**Data for this task**
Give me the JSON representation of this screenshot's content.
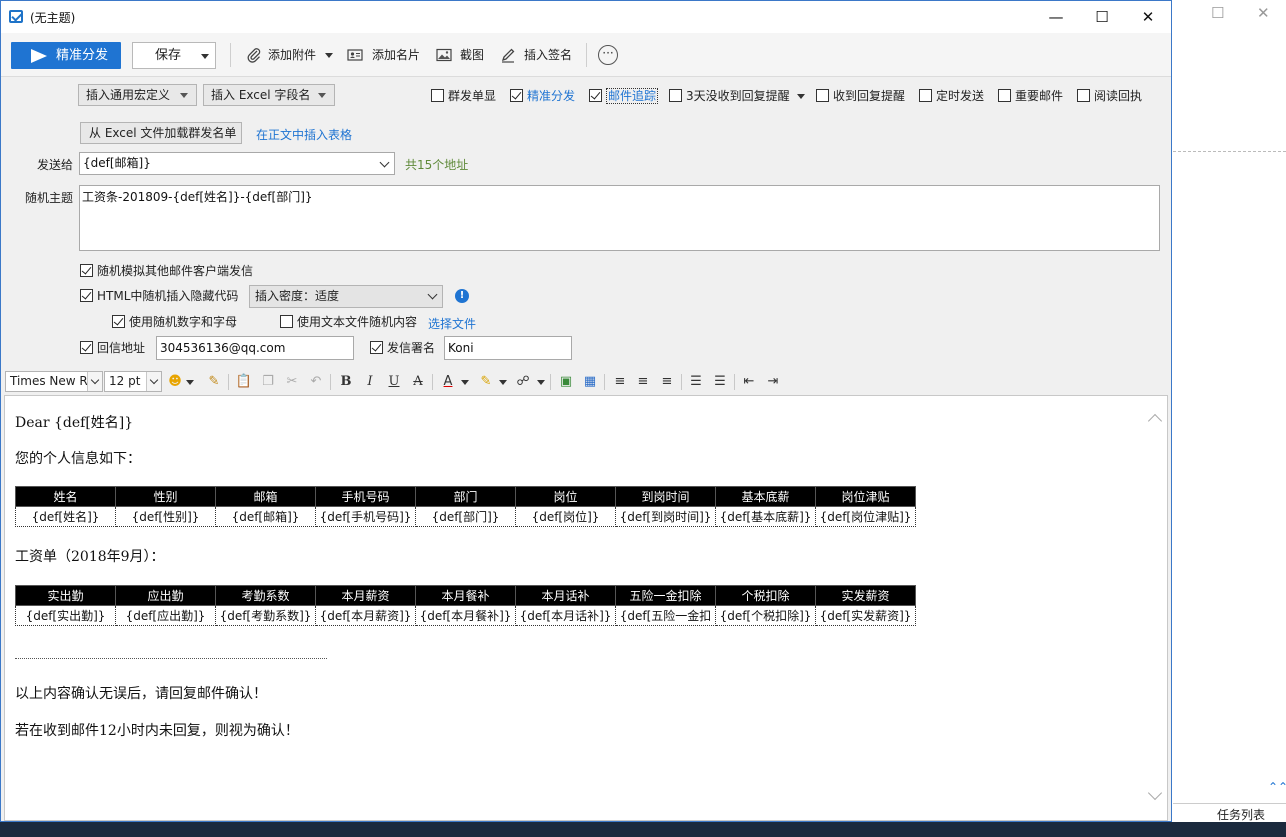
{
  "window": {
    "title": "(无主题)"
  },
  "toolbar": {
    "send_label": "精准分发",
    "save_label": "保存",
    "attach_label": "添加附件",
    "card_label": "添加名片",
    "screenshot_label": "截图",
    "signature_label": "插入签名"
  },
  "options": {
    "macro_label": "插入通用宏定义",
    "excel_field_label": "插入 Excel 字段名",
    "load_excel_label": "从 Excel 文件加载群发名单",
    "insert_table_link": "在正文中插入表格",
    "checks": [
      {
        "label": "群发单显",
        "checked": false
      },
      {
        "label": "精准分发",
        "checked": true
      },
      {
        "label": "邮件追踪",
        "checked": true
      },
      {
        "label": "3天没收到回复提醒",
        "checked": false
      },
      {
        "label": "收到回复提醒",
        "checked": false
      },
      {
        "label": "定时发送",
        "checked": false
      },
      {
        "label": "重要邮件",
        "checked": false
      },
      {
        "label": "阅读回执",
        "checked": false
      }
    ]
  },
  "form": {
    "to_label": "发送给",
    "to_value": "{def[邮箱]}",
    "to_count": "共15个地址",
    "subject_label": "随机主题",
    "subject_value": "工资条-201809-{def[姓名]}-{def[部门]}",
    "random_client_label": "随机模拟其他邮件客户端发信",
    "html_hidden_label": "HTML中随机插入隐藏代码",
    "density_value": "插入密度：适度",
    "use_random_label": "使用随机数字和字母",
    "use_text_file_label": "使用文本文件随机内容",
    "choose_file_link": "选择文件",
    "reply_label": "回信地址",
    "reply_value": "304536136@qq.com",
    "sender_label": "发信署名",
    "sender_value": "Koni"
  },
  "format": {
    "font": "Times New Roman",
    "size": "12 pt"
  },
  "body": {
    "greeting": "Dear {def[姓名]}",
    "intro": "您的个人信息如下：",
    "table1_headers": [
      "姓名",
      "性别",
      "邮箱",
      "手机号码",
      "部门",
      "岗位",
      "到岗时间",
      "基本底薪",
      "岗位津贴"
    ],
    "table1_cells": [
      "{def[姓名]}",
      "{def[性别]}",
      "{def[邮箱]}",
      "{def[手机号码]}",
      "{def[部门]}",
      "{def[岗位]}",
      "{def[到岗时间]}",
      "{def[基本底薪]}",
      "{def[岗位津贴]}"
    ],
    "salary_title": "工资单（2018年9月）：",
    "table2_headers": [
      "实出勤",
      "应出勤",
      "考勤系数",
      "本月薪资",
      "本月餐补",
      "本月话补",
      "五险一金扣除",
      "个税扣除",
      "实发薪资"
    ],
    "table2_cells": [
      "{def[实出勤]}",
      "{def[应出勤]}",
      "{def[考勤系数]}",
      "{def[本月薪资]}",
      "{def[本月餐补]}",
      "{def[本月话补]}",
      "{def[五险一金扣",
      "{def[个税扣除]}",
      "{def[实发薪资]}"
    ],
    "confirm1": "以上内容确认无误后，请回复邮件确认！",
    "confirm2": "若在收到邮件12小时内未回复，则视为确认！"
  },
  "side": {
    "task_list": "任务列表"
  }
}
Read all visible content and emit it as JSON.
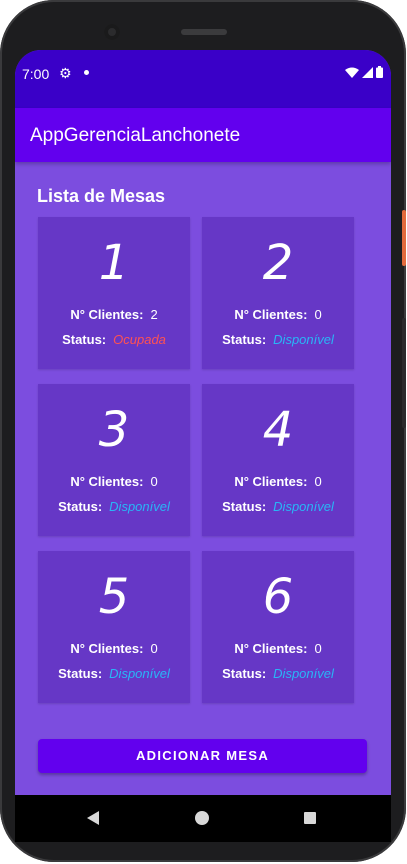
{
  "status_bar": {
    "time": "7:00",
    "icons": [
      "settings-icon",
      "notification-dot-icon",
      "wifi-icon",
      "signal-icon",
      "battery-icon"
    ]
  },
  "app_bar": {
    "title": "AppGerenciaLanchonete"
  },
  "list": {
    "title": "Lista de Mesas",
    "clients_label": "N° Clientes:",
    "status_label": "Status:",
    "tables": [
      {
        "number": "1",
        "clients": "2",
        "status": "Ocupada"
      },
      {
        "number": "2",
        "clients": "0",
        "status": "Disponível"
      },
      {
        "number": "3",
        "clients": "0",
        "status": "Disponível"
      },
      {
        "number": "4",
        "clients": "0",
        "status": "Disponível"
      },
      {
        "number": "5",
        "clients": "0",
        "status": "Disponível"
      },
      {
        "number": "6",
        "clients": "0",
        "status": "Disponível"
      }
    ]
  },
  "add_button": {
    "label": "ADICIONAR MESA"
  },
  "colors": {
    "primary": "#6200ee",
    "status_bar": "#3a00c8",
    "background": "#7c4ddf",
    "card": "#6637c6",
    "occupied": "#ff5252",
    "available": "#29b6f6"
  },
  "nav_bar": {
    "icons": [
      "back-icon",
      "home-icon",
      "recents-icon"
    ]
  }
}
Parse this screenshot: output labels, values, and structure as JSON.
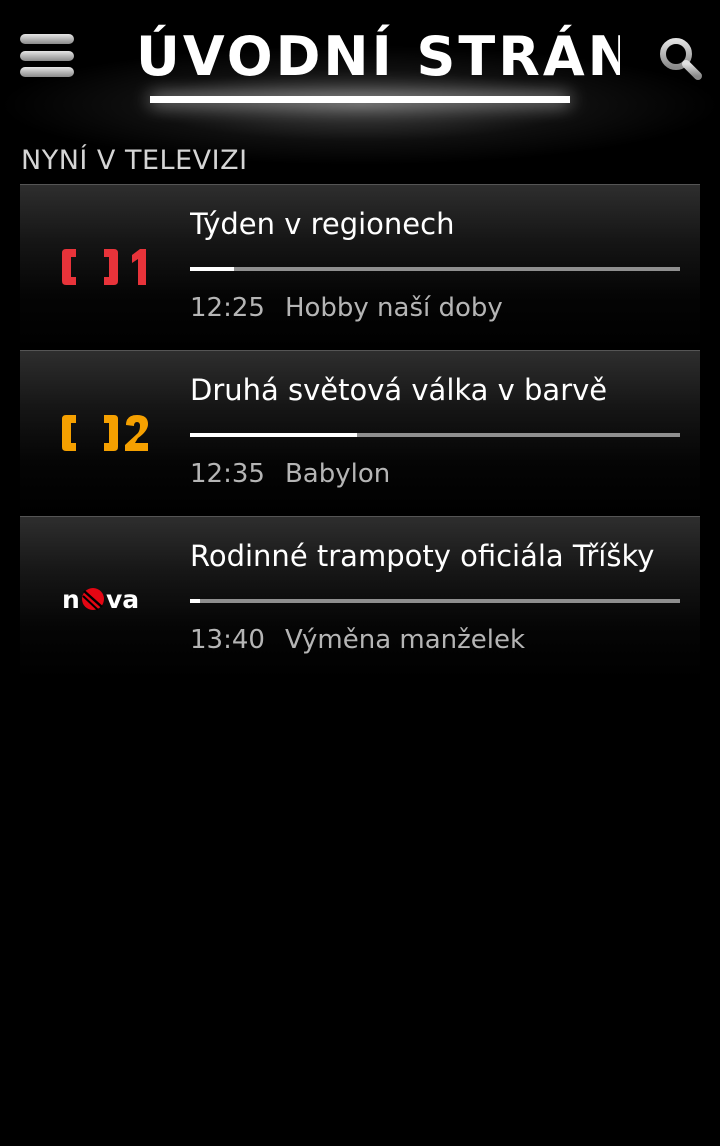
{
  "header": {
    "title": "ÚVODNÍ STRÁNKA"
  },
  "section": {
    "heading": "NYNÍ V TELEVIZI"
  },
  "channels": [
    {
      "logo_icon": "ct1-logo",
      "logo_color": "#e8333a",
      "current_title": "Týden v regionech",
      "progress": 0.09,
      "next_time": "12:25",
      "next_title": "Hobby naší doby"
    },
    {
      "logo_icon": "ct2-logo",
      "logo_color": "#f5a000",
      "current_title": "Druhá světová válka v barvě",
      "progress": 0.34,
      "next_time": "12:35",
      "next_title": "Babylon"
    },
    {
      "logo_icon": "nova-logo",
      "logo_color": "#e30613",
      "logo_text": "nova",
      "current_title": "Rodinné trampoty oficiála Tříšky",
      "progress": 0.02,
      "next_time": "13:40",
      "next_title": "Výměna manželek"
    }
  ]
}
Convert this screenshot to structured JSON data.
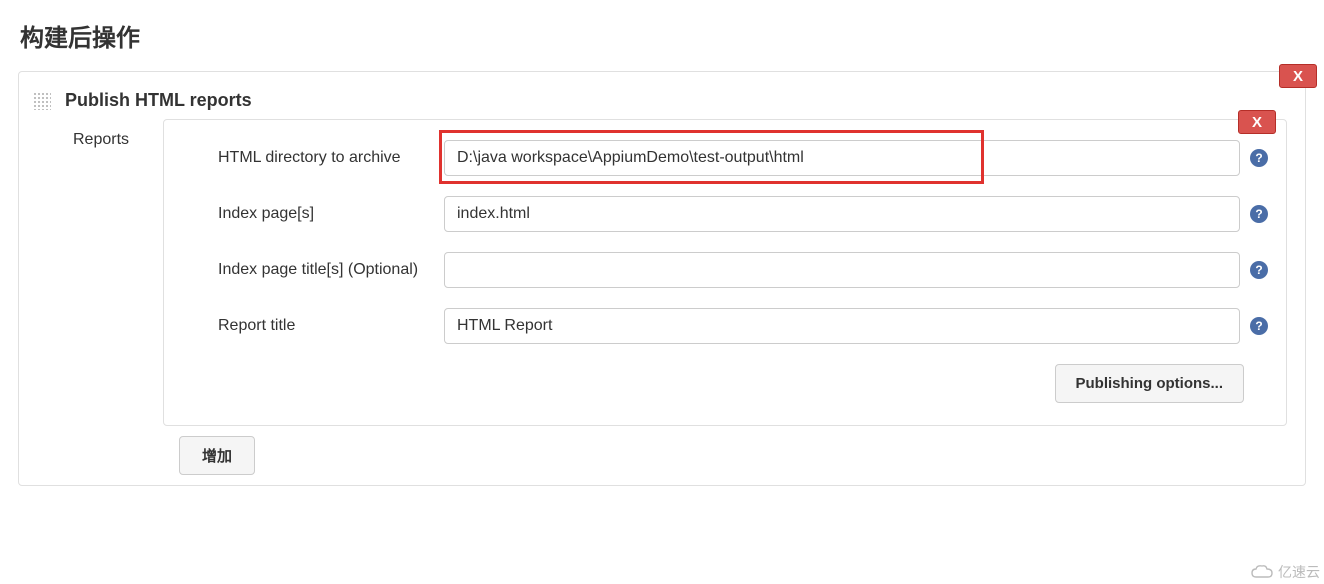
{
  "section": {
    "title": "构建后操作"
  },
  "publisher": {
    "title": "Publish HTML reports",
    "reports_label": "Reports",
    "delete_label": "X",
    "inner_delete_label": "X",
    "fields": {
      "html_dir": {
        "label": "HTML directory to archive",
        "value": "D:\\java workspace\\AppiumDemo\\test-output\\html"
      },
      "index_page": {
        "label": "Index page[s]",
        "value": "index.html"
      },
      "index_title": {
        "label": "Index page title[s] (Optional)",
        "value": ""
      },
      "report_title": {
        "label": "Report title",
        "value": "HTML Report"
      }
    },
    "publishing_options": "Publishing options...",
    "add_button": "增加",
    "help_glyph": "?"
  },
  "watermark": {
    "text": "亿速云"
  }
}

**Objective**
Write out the material above once more, exactly as it reads, with no pictures.

**Answer below**
Give me the JSON representation of this screenshot's content.
{
  "window": {
    "title": "(无主题)"
  },
  "toolbar": {
    "send_label": "精准分发",
    "save_label": "保存",
    "attach_label": "添加附件",
    "card_label": "添加名片",
    "screenshot_label": "截图",
    "signature_label": "插入签名"
  },
  "options": {
    "macro_label": "插入通用宏定义",
    "excel_field_label": "插入 Excel 字段名",
    "load_excel_label": "从 Excel 文件加载群发名单",
    "insert_table_link": "在正文中插入表格",
    "checks": [
      {
        "label": "群发单显",
        "checked": false
      },
      {
        "label": "精准分发",
        "checked": true
      },
      {
        "label": "邮件追踪",
        "checked": true
      },
      {
        "label": "3天没收到回复提醒",
        "checked": false
      },
      {
        "label": "收到回复提醒",
        "checked": false
      },
      {
        "label": "定时发送",
        "checked": false
      },
      {
        "label": "重要邮件",
        "checked": false
      },
      {
        "label": "阅读回执",
        "checked": false
      }
    ]
  },
  "form": {
    "to_label": "发送给",
    "to_value": "{def[邮箱]}",
    "to_count": "共15个地址",
    "subject_label": "随机主题",
    "subject_value": "工资条-201809-{def[姓名]}-{def[部门]}",
    "random_client_label": "随机模拟其他邮件客户端发信",
    "html_hidden_label": "HTML中随机插入隐藏代码",
    "density_value": "插入密度：适度",
    "use_random_label": "使用随机数字和字母",
    "use_text_file_label": "使用文本文件随机内容",
    "choose_file_link": "选择文件",
    "reply_label": "回信地址",
    "reply_value": "304536136@qq.com",
    "sender_label": "发信署名",
    "sender_value": "Koni"
  },
  "format": {
    "font": "Times New Roman",
    "size": "12 pt"
  },
  "body": {
    "greeting": "Dear {def[姓名]}",
    "intro": "您的个人信息如下：",
    "table1_headers": [
      "姓名",
      "性别",
      "邮箱",
      "手机号码",
      "部门",
      "岗位",
      "到岗时间",
      "基本底薪",
      "岗位津贴"
    ],
    "table1_cells": [
      "{def[姓名]}",
      "{def[性别]}",
      "{def[邮箱]}",
      "{def[手机号码]}",
      "{def[部门]}",
      "{def[岗位]}",
      "{def[到岗时间]}",
      "{def[基本底薪]}",
      "{def[岗位津贴]}"
    ],
    "salary_title": "工资单（2018年9月）：",
    "table2_headers": [
      "实出勤",
      "应出勤",
      "考勤系数",
      "本月薪资",
      "本月餐补",
      "本月话补",
      "五险一金扣除",
      "个税扣除",
      "实发薪资"
    ],
    "table2_cells": [
      "{def[实出勤]}",
      "{def[应出勤]}",
      "{def[考勤系数]}",
      "{def[本月薪资]}",
      "{def[本月餐补]}",
      "{def[本月话补]}",
      "{def[五险一金扣",
      "{def[个税扣除]}",
      "{def[实发薪资]}"
    ],
    "confirm1": "以上内容确认无误后，请回复邮件确认！",
    "confirm2": "若在收到邮件12小时内未回复，则视为确认！"
  },
  "side": {
    "task_list": "任务列表"
  }
}
Read all visible content and emit it as JSON.
{
  "status_bar": {
    "time": "7:00",
    "icons": [
      "settings-icon",
      "notification-dot-icon",
      "wifi-icon",
      "signal-icon",
      "battery-icon"
    ]
  },
  "app_bar": {
    "title": "AppGerenciaLanchonete"
  },
  "list": {
    "title": "Lista de Mesas",
    "clients_label": "N° Clientes:",
    "status_label": "Status:",
    "tables": [
      {
        "number": "1",
        "clients": "2",
        "status": "Ocupada"
      },
      {
        "number": "2",
        "clients": "0",
        "status": "Disponível"
      },
      {
        "number": "3",
        "clients": "0",
        "status": "Disponível"
      },
      {
        "number": "4",
        "clients": "0",
        "status": "Disponível"
      },
      {
        "number": "5",
        "clients": "0",
        "status": "Disponível"
      },
      {
        "number": "6",
        "clients": "0",
        "status": "Disponível"
      }
    ]
  },
  "add_button": {
    "label": "ADICIONAR MESA"
  },
  "colors": {
    "primary": "#6200ee",
    "status_bar": "#3a00c8",
    "background": "#7c4ddf",
    "card": "#6637c6",
    "occupied": "#ff5252",
    "available": "#29b6f6"
  },
  "nav_bar": {
    "icons": [
      "back-icon",
      "home-icon",
      "recents-icon"
    ]
  }
}
Parse this screenshot: output labels, values, and structure as JSON.
{
  "header": {
    "title": "ÚVODNÍ STRÁNKA"
  },
  "section": {
    "heading": "NYNÍ V TELEVIZI"
  },
  "channels": [
    {
      "logo_icon": "ct1-logo",
      "logo_color": "#e8333a",
      "current_title": "Týden v regionech",
      "progress": 0.09,
      "next_time": "12:25",
      "next_title": "Hobby naší doby"
    },
    {
      "logo_icon": "ct2-logo",
      "logo_color": "#f5a000",
      "current_title": "Druhá světová válka v barvě",
      "progress": 0.34,
      "next_time": "12:35",
      "next_title": "Babylon"
    },
    {
      "logo_icon": "nova-logo",
      "logo_color": "#e30613",
      "logo_text": "nova",
      "current_title": "Rodinné trampoty oficiála Tříšky",
      "progress": 0.02,
      "next_time": "13:40",
      "next_title": "Výměna manželek"
    }
  ]
}
Convert this screenshot to structured JSON data.
{
  "section": {
    "title": "构建后操作"
  },
  "publisher": {
    "title": "Publish HTML reports",
    "reports_label": "Reports",
    "delete_label": "X",
    "inner_delete_label": "X",
    "fields": {
      "html_dir": {
        "label": "HTML directory to archive",
        "value": "D:\\java workspace\\AppiumDemo\\test-output\\html"
      },
      "index_page": {
        "label": "Index page[s]",
        "value": "index.html"
      },
      "index_title": {
        "label": "Index page title[s] (Optional)",
        "value": ""
      },
      "report_title": {
        "label": "Report title",
        "value": "HTML Report"
      }
    },
    "publishing_options": "Publishing options...",
    "add_button": "增加",
    "help_glyph": "?"
  },
  "watermark": {
    "text": "亿速云"
  }
}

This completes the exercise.